*WHAT IS ASKED*: Restate every line of the material, word for word.

++++++++

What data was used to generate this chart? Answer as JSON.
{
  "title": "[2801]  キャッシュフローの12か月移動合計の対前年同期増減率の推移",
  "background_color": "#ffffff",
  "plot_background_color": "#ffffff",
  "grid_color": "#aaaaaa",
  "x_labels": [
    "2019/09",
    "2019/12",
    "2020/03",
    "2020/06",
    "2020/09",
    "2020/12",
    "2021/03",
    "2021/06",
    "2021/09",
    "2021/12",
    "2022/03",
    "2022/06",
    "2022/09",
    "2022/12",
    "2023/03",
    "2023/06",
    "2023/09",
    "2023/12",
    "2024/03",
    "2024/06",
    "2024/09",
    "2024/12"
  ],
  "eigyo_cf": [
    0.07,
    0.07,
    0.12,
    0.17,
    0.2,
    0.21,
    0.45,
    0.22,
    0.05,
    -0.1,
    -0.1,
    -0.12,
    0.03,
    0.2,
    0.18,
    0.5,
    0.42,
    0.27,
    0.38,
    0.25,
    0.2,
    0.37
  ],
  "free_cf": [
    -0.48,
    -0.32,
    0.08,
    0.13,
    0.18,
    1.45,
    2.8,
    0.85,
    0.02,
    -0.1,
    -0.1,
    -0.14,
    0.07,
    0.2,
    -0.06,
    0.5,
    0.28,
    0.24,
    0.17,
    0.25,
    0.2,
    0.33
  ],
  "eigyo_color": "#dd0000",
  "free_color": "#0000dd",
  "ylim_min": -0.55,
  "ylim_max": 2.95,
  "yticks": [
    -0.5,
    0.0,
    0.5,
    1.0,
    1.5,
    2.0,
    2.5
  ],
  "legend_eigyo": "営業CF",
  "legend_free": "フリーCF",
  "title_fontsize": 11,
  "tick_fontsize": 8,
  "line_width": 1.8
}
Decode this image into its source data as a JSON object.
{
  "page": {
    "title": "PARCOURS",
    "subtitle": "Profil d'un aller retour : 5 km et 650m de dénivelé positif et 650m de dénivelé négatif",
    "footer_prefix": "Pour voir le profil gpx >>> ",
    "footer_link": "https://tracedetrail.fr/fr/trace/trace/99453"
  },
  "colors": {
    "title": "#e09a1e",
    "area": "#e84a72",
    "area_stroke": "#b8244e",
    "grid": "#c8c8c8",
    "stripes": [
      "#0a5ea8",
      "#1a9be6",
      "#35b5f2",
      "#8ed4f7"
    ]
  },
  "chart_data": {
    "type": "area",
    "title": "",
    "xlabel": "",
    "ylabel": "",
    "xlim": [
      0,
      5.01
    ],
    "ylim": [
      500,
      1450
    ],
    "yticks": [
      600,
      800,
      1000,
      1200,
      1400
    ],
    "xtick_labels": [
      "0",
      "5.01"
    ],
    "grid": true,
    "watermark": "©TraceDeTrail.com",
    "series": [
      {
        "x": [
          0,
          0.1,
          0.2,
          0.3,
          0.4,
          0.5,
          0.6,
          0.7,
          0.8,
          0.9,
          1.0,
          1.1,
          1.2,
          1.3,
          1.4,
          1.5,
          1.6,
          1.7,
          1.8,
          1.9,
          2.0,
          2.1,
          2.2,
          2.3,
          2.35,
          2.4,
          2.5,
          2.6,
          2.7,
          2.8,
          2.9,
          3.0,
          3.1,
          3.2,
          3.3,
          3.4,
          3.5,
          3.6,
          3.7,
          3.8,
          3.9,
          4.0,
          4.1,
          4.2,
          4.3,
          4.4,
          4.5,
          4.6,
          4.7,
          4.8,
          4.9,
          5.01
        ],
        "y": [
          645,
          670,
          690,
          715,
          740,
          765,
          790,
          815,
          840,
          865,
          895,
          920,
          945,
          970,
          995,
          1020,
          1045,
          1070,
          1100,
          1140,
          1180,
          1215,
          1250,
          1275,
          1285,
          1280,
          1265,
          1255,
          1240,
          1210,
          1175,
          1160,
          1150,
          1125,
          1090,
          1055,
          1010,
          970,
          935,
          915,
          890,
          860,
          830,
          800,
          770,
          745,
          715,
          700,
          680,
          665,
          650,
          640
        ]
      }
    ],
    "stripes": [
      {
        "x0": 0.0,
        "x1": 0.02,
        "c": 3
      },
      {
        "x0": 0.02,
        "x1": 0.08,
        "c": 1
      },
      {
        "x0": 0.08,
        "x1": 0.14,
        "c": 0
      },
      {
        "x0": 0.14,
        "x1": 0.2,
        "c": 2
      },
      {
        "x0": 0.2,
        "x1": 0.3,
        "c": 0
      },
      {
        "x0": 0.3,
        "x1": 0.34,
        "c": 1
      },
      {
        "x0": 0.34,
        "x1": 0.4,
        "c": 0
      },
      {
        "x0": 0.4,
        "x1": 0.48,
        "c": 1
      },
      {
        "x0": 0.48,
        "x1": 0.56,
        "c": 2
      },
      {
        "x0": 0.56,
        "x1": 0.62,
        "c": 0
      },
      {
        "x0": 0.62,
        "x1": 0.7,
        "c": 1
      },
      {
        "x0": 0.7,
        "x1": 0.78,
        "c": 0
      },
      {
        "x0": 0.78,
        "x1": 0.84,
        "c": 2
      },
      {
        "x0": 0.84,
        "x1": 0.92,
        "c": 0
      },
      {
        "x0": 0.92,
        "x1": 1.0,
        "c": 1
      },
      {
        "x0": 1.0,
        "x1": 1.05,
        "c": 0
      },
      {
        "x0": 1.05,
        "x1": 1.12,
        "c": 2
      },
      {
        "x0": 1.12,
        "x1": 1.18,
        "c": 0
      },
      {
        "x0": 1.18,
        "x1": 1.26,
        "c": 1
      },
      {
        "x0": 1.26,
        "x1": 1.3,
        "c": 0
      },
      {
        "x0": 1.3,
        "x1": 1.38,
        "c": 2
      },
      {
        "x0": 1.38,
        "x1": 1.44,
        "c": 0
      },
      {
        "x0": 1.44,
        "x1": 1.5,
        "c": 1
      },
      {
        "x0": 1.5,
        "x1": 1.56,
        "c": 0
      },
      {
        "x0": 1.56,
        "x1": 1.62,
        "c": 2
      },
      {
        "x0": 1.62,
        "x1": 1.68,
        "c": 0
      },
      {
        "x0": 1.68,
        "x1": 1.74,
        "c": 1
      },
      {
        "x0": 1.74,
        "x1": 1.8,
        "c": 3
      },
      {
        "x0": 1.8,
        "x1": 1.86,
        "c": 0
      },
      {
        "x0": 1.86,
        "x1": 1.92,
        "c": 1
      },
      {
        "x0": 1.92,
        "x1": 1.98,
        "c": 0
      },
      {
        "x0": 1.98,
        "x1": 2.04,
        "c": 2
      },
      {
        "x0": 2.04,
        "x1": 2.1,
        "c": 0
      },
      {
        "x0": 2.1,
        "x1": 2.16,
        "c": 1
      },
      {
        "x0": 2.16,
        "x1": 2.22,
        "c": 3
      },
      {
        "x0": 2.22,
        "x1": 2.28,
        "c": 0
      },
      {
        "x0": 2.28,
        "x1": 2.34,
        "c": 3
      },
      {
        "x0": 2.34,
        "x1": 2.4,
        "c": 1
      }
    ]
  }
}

++++++++

*RESULT OF THIS TASK*:
What data was used to generate this chart? Answer as JSON.
{
  "title": "[2801]  キャッシュフローの12か月移動合計の対前年同期増減率の推移",
  "background_color": "#ffffff",
  "plot_background_color": "#ffffff",
  "grid_color": "#aaaaaa",
  "x_labels": [
    "2019/09",
    "2019/12",
    "2020/03",
    "2020/06",
    "2020/09",
    "2020/12",
    "2021/03",
    "2021/06",
    "2021/09",
    "2021/12",
    "2022/03",
    "2022/06",
    "2022/09",
    "2022/12",
    "2023/03",
    "2023/06",
    "2023/09",
    "2023/12",
    "2024/03",
    "2024/06",
    "2024/09",
    "2024/12"
  ],
  "eigyo_cf": [
    0.07,
    0.07,
    0.12,
    0.17,
    0.2,
    0.21,
    0.45,
    0.22,
    0.05,
    -0.1,
    -0.1,
    -0.12,
    0.03,
    0.2,
    0.18,
    0.5,
    0.42,
    0.27,
    0.38,
    0.25,
    0.2,
    0.37
  ],
  "free_cf": [
    -0.48,
    -0.32,
    0.08,
    0.13,
    0.18,
    1.45,
    2.8,
    0.85,
    0.02,
    -0.1,
    -0.1,
    -0.14,
    0.07,
    0.2,
    -0.06,
    0.5,
    0.28,
    0.24,
    0.17,
    0.25,
    0.2,
    0.33
  ],
  "eigyo_color": "#dd0000",
  "free_color": "#0000dd",
  "ylim_min": -0.55,
  "ylim_max": 2.95,
  "yticks": [
    -0.5,
    0.0,
    0.5,
    1.0,
    1.5,
    2.0,
    2.5
  ],
  "legend_eigyo": "営業CF",
  "legend_free": "フリーCF",
  "title_fontsize": 11,
  "tick_fontsize": 8,
  "line_width": 1.8
}
Decode this image into its source data as a JSON object.
{
  "page": {
    "title": "PARCOURS",
    "subtitle": "Profil d'un aller retour : 5 km et 650m de dénivelé positif et 650m de dénivelé négatif",
    "footer_prefix": "Pour voir le profil gpx >>> ",
    "footer_link": "https://tracedetrail.fr/fr/trace/trace/99453"
  },
  "colors": {
    "title": "#e09a1e",
    "area": "#e84a72",
    "area_stroke": "#b8244e",
    "grid": "#c8c8c8",
    "stripes": [
      "#0a5ea8",
      "#1a9be6",
      "#35b5f2",
      "#8ed4f7"
    ]
  },
  "chart_data": {
    "type": "area",
    "title": "",
    "xlabel": "",
    "ylabel": "",
    "xlim": [
      0,
      5.01
    ],
    "ylim": [
      500,
      1450
    ],
    "yticks": [
      600,
      800,
      1000,
      1200,
      1400
    ],
    "xtick_labels": [
      "0",
      "5.01"
    ],
    "grid": true,
    "watermark": "©TraceDeTrail.com",
    "series": [
      {
        "x": [
          0,
          0.1,
          0.2,
          0.3,
          0.4,
          0.5,
          0.6,
          0.7,
          0.8,
          0.9,
          1.0,
          1.1,
          1.2,
          1.3,
          1.4,
          1.5,
          1.6,
          1.7,
          1.8,
          1.9,
          2.0,
          2.1,
          2.2,
          2.3,
          2.35,
          2.4,
          2.5,
          2.6,
          2.7,
          2.8,
          2.9,
          3.0,
          3.1,
          3.2,
          3.3,
          3.4,
          3.5,
          3.6,
          3.7,
          3.8,
          3.9,
          4.0,
          4.1,
          4.2,
          4.3,
          4.4,
          4.5,
          4.6,
          4.7,
          4.8,
          4.9,
          5.01
        ],
        "y": [
          645,
          670,
          690,
          715,
          740,
          765,
          790,
          815,
          840,
          865,
          895,
          920,
          945,
          970,
          995,
          1020,
          1045,
          1070,
          1100,
          1140,
          1180,
          1215,
          1250,
          1275,
          1285,
          1280,
          1265,
          1255,
          1240,
          1210,
          1175,
          1160,
          1150,
          1125,
          1090,
          1055,
          1010,
          970,
          935,
          915,
          890,
          860,
          830,
          800,
          770,
          745,
          715,
          700,
          680,
          665,
          650,
          640
        ]
      }
    ],
    "stripes": [
      {
        "x0": 0.0,
        "x1": 0.02,
        "c": 3
      },
      {
        "x0": 0.02,
        "x1": 0.08,
        "c": 1
      },
      {
        "x0": 0.08,
        "x1": 0.14,
        "c": 0
      },
      {
        "x0": 0.14,
        "x1": 0.2,
        "c": 2
      },
      {
        "x0": 0.2,
        "x1": 0.3,
        "c": 0
      },
      {
        "x0": 0.3,
        "x1": 0.34,
        "c": 1
      },
      {
        "x0": 0.34,
        "x1": 0.4,
        "c": 0
      },
      {
        "x0": 0.4,
        "x1": 0.48,
        "c": 1
      },
      {
        "x0": 0.48,
        "x1": 0.56,
        "c": 2
      },
      {
        "x0": 0.56,
        "x1": 0.62,
        "c": 0
      },
      {
        "x0": 0.62,
        "x1": 0.7,
        "c": 1
      },
      {
        "x0": 0.7,
        "x1": 0.78,
        "c": 0
      },
      {
        "x0": 0.78,
        "x1": 0.84,
        "c": 2
      },
      {
        "x0": 0.84,
        "x1": 0.92,
        "c": 0
      },
      {
        "x0": 0.92,
        "x1": 1.0,
        "c": 1
      },
      {
        "x0": 1.0,
        "x1": 1.05,
        "c": 0
      },
      {
        "x0": 1.05,
        "x1": 1.12,
        "c": 2
      },
      {
        "x0": 1.12,
        "x1": 1.18,
        "c": 0
      },
      {
        "x0": 1.18,
        "x1": 1.26,
        "c": 1
      },
      {
        "x0": 1.26,
        "x1": 1.3,
        "c": 0
      },
      {
        "x0": 1.3,
        "x1": 1.38,
        "c": 2
      },
      {
        "x0": 1.38,
        "x1": 1.44,
        "c": 0
      },
      {
        "x0": 1.44,
        "x1": 1.5,
        "c": 1
      },
      {
        "x0": 1.5,
        "x1": 1.56,
        "c": 0
      },
      {
        "x0": 1.56,
        "x1": 1.62,
        "c": 2
      },
      {
        "x0": 1.62,
        "x1": 1.68,
        "c": 0
      },
      {
        "x0": 1.68,
        "x1": 1.74,
        "c": 1
      },
      {
        "x0": 1.74,
        "x1": 1.8,
        "c": 3
      },
      {
        "x0": 1.8,
        "x1": 1.86,
        "c": 0
      },
      {
        "x0": 1.86,
        "x1": 1.92,
        "c": 1
      },
      {
        "x0": 1.92,
        "x1": 1.98,
        "c": 0
      },
      {
        "x0": 1.98,
        "x1": 2.04,
        "c": 2
      },
      {
        "x0": 2.04,
        "x1": 2.1,
        "c": 0
      },
      {
        "x0": 2.1,
        "x1": 2.16,
        "c": 1
      },
      {
        "x0": 2.16,
        "x1": 2.22,
        "c": 3
      },
      {
        "x0": 2.22,
        "x1": 2.28,
        "c": 0
      },
      {
        "x0": 2.28,
        "x1": 2.34,
        "c": 3
      },
      {
        "x0": 2.34,
        "x1": 2.4,
        "c": 1
      }
    ]
  }
}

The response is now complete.